Selected text ▸
● ● ● ● ●

- Early promotional image showing (left to right) Mr. Beeper (later Biff Beeper), Promo the Robot, and Dave Thomas
- Also known as: Space Station
- Genre: Educational

Production
- Camera setup: Multi-Camera
- Running time: 39-41 minutes
- Production company: WTLA-TV

Original release
- Network: ABC
- Release: January 1, 1977 – December 31, 1993

= Rocketship 7 =

American children's television series (1962–78; 1992–93)

Rocketship 7 was a children's television series that aired weekday mornings on WKBW-TV in Buffalo, New York from 1962 to 1978 and from 1992 to 1993. Rocketship 7 was created to promote the work of Bell Aerospace, an aircraft manufacturer in Wheatfield, and featured a Space Age theme popular at the time and an explicitly educational format, decades before it was made mandatory. The host of the show was Dave Thomas, who had joined WKBW in 1961. Promo the Robot was the show's other main on-air character. Rocketship 7 featured segments with Thomas and Promo along with cartoons and other short programs such as Davey and Goliath, and Gumby. Parents could write in and have their children's birthdays announced "on air", and could even ask Thomas to have the child look behind a chair or some other location to find their birthday present. Thomas left the station in 1978 to join WPVI in Philadelphia, where he assumed the name "Dave Roberts" (He remained at WPVI until his retirement in 2009). When Roberts left, WKBW canceled Rocketship 7.

● ● ● ● ●

(Dataset excerpts)
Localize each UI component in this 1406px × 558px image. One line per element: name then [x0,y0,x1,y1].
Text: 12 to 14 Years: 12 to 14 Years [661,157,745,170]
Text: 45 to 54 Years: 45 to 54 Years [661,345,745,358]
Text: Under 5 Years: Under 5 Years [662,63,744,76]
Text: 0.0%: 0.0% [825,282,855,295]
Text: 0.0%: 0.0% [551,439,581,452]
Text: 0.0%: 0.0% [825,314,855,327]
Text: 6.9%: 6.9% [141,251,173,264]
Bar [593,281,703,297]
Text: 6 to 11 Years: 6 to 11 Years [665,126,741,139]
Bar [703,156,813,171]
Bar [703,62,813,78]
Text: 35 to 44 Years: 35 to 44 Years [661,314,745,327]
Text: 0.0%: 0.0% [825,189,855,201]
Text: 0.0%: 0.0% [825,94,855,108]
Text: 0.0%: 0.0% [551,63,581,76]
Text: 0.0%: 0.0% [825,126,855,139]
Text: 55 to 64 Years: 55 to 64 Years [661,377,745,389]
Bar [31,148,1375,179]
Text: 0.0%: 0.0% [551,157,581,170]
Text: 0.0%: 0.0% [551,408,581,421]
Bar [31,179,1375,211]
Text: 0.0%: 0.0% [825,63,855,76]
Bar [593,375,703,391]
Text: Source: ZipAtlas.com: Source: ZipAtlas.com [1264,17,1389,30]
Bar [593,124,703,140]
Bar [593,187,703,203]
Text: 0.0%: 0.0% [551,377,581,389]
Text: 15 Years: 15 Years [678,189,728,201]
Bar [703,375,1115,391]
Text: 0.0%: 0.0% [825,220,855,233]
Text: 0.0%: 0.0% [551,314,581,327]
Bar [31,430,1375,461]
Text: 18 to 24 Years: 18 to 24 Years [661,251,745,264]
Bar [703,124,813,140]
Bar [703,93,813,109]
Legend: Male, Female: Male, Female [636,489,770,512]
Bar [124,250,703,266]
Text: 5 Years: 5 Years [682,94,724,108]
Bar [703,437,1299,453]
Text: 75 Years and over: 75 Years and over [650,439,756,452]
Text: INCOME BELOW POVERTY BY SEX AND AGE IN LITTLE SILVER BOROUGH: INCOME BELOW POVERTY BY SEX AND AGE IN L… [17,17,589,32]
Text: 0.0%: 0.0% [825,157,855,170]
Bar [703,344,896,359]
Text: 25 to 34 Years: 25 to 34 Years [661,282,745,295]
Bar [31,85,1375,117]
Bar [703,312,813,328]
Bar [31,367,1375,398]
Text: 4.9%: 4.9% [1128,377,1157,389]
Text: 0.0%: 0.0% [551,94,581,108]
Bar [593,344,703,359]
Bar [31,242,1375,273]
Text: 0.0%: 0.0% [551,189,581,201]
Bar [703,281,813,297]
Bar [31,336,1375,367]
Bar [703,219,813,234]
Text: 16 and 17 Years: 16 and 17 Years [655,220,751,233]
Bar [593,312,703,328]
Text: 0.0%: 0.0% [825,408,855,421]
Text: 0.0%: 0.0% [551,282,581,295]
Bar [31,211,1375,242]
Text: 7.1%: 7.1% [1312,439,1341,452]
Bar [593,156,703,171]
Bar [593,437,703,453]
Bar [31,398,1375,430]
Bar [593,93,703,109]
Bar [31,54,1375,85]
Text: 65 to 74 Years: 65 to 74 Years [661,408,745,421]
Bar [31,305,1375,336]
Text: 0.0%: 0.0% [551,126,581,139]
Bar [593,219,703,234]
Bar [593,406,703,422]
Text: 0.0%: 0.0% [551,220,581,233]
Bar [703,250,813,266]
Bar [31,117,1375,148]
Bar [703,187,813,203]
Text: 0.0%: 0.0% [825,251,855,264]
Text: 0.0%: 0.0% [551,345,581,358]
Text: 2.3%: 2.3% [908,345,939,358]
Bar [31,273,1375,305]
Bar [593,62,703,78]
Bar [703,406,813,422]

● ● ● ● ●

Work to be completed ▸ Condense the paragraph beginning "Rocketship 7 was a children's television series" in the Rocketship 7 text into a shorter version that keeps its main facts.

Answer to this exercise ▸ Rocketship 7 was a children's series that aired weekday mornings on WKBW-TV in Buffalo, New York, from 1962 to 1978 and from 1992 to 1993. It was created to promote Wheatfield aircraft maker Bell Aerospace and used a Space Age theme and an explicitly educational format decades before such content was mandatory. Host Dave Thomas, at WKBW since 1961, appeared with Promo the Robot between cartoons and shorts such as Davey and Goliath and Gumby. Parents could have their children's birthdays announced on air, and Thomas could even tell the child where to find a present. Thomas left in 1978 for WPVI in Philadelphia, where he worked as "Dave Roberts" until retiring in 2009, and WKBW then canceled the show.